— The problem —
Find the string "title" in the data, then copy every line where it is found.

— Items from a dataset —
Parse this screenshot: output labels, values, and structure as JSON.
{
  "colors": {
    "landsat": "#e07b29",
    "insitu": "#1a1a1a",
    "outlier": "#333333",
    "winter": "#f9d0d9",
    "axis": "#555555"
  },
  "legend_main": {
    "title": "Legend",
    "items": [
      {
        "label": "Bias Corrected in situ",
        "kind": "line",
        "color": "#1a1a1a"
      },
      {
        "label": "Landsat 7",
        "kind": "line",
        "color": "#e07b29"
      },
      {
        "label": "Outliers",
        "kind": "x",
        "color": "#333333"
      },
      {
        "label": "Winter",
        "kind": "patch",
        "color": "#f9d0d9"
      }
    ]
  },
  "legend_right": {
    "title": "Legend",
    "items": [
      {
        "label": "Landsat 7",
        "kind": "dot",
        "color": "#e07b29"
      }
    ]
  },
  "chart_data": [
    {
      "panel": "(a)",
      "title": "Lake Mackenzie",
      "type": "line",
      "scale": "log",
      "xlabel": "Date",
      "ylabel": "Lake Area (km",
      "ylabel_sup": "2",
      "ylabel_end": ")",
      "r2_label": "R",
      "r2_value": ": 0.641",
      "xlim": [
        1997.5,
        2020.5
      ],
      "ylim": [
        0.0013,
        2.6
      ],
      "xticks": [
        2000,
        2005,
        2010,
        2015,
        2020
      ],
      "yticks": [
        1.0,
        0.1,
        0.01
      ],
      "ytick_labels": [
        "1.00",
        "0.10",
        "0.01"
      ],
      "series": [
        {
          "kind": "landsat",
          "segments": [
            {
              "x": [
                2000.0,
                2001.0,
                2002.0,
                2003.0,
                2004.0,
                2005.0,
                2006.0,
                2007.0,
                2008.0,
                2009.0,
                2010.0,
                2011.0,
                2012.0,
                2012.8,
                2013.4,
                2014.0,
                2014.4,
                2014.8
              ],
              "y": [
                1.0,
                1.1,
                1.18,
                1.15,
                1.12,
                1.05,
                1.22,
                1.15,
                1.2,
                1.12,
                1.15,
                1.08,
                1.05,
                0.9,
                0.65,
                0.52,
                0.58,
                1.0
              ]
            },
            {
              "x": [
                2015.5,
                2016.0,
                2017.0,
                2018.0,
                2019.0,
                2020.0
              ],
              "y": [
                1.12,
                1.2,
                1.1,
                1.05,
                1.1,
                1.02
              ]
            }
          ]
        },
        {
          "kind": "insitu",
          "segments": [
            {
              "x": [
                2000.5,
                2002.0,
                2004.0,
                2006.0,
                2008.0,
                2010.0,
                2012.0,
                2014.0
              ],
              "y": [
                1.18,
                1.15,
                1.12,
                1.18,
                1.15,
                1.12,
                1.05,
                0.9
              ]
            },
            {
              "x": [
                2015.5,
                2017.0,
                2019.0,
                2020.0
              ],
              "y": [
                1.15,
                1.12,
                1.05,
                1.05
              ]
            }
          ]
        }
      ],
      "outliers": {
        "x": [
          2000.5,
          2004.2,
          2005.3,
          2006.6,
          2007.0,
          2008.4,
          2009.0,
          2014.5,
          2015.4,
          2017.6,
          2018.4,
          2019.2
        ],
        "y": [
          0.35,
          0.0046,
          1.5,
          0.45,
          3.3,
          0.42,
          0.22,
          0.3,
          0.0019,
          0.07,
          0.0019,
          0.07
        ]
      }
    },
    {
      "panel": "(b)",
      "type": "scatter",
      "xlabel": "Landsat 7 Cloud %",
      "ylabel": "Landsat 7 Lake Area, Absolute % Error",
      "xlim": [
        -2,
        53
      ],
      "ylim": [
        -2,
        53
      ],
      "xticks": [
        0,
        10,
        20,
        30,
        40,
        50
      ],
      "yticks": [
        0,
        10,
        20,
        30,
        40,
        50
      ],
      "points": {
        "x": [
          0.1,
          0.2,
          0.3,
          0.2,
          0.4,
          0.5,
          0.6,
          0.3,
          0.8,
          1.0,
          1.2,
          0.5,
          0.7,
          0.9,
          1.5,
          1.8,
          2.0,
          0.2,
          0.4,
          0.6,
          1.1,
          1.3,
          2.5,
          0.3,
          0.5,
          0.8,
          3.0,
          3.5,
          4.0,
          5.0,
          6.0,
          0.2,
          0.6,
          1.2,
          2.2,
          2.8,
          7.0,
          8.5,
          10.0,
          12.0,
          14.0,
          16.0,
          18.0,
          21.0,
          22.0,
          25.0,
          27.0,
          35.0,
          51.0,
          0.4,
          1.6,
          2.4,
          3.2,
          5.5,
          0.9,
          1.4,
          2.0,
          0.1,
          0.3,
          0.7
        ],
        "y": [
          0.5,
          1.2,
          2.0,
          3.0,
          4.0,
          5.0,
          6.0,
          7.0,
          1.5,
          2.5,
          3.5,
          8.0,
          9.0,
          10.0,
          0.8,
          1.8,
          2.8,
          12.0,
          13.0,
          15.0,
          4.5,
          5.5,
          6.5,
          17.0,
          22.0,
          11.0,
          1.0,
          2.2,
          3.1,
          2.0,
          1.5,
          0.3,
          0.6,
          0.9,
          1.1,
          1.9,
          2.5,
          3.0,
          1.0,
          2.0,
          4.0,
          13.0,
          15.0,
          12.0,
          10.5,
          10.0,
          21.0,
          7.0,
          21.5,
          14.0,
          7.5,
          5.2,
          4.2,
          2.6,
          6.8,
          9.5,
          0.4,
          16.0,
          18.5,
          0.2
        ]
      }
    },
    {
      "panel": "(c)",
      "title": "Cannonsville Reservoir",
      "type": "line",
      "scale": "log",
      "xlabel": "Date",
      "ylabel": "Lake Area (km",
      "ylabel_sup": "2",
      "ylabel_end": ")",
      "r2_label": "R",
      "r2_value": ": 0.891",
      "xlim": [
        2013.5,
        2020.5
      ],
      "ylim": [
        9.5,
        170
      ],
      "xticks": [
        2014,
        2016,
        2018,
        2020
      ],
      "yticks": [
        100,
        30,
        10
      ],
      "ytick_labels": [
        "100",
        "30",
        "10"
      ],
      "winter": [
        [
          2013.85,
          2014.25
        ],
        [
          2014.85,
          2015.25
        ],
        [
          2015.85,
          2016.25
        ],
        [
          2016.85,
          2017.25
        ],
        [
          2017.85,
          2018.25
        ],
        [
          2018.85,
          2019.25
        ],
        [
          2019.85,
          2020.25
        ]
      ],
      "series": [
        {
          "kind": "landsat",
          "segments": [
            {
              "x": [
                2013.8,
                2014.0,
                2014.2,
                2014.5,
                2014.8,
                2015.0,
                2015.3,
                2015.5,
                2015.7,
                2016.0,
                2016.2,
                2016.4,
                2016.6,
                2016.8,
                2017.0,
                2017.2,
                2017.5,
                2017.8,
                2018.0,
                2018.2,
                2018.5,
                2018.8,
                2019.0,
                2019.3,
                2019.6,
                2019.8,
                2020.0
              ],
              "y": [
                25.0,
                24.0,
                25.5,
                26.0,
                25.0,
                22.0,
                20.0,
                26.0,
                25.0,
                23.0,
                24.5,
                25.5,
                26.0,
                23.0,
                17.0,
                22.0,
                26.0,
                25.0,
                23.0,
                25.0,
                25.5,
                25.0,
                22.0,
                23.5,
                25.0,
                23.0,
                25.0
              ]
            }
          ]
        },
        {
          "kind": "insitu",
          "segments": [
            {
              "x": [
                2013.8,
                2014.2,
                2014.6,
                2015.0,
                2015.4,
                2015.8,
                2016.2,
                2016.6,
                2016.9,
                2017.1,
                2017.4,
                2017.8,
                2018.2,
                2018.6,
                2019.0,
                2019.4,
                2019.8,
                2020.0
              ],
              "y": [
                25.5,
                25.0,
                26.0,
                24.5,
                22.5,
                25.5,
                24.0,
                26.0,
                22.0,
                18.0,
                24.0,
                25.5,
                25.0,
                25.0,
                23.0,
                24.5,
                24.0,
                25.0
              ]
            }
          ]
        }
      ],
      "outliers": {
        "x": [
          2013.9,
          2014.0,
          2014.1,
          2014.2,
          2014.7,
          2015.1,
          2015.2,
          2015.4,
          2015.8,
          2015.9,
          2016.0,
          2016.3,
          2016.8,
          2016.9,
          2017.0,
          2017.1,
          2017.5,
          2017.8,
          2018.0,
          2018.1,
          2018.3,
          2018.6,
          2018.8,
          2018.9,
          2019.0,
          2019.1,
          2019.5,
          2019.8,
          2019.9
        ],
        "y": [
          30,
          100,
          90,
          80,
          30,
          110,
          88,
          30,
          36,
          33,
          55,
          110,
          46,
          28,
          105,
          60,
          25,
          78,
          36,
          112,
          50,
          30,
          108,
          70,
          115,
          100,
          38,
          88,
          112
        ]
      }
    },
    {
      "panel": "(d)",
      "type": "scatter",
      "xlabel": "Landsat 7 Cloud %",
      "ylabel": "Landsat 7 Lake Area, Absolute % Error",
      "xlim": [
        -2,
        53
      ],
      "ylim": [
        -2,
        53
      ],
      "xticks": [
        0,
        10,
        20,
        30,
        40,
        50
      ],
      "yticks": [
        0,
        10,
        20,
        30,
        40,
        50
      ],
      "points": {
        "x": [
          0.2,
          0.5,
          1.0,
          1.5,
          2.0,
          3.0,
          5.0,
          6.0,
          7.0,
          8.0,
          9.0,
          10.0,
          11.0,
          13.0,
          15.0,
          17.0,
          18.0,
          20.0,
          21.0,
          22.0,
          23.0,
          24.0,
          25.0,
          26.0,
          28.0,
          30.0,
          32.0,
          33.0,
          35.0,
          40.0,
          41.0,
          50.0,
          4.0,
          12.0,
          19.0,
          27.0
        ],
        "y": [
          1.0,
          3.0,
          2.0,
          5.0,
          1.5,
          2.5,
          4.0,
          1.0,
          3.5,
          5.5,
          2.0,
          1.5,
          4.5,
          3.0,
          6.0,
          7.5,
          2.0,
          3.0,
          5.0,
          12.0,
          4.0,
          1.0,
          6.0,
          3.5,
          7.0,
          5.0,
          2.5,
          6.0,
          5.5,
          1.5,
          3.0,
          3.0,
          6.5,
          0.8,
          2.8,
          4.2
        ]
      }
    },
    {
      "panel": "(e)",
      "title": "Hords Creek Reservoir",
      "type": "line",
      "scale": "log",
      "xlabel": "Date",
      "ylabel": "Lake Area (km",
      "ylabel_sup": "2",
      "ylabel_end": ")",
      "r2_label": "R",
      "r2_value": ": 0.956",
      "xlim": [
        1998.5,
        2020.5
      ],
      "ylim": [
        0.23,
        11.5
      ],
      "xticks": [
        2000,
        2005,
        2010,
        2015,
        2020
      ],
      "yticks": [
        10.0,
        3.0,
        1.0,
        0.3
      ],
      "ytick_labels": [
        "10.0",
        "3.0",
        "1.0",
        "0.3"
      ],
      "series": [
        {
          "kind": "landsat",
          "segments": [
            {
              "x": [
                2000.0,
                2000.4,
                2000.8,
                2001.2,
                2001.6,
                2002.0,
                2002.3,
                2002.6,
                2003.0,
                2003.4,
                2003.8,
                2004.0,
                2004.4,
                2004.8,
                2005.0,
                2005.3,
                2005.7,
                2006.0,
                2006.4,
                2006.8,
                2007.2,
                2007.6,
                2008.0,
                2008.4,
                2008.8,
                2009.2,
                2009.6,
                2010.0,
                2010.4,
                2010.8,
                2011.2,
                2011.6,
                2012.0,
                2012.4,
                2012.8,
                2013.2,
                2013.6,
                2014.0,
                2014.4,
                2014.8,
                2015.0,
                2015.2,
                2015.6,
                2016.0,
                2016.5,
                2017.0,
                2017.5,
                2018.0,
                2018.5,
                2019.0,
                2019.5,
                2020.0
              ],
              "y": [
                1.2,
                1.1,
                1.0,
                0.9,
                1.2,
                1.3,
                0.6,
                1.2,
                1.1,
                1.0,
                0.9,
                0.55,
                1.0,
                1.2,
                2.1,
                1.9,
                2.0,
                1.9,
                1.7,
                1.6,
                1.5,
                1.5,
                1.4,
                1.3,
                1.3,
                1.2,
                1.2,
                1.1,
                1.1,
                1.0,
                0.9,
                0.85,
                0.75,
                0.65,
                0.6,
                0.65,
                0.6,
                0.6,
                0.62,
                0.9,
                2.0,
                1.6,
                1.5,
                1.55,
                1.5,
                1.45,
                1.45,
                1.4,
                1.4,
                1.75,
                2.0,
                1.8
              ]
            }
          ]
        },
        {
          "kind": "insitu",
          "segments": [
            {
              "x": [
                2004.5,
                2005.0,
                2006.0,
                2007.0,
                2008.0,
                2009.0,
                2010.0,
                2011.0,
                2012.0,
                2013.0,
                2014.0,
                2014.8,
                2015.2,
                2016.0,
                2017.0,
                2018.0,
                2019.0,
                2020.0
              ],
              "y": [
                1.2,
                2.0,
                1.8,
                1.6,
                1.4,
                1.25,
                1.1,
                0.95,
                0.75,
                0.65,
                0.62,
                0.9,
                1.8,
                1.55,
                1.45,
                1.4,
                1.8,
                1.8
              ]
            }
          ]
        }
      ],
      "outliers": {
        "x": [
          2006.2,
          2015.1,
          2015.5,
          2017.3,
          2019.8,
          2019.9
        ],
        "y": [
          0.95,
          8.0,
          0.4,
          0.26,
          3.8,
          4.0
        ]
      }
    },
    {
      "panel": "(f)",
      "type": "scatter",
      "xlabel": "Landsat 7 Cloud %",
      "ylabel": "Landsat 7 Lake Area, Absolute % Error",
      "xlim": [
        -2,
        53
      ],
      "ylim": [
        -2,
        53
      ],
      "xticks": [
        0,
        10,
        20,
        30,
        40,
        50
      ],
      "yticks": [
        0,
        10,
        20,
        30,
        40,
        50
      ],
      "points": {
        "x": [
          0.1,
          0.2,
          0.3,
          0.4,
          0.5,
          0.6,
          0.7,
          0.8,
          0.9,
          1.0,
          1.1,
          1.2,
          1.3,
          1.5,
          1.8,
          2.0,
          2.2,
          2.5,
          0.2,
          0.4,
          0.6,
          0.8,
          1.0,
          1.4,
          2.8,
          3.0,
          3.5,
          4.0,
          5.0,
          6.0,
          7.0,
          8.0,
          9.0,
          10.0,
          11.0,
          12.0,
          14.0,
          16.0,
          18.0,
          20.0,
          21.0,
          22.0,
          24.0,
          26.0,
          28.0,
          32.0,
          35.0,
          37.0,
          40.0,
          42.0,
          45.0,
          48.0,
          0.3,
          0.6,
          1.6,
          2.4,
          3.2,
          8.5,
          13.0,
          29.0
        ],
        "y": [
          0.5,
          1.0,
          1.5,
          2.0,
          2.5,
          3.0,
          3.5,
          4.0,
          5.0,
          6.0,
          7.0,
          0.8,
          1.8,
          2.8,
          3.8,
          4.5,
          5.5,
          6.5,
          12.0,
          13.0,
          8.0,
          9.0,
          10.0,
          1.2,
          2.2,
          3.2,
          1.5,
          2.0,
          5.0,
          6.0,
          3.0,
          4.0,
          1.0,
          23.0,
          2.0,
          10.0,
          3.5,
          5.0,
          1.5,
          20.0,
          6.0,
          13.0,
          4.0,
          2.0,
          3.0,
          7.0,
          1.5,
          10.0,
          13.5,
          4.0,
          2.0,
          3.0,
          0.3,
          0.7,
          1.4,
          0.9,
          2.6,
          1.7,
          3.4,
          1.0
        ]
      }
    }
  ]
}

— Answer to this problem —
    "title": "Legend",
    "title": "Legend",
      "title": "Lake Mackenzie",
      "title": "Cannonsville Reservoir",
      "title": "Hords Creek Reservoir",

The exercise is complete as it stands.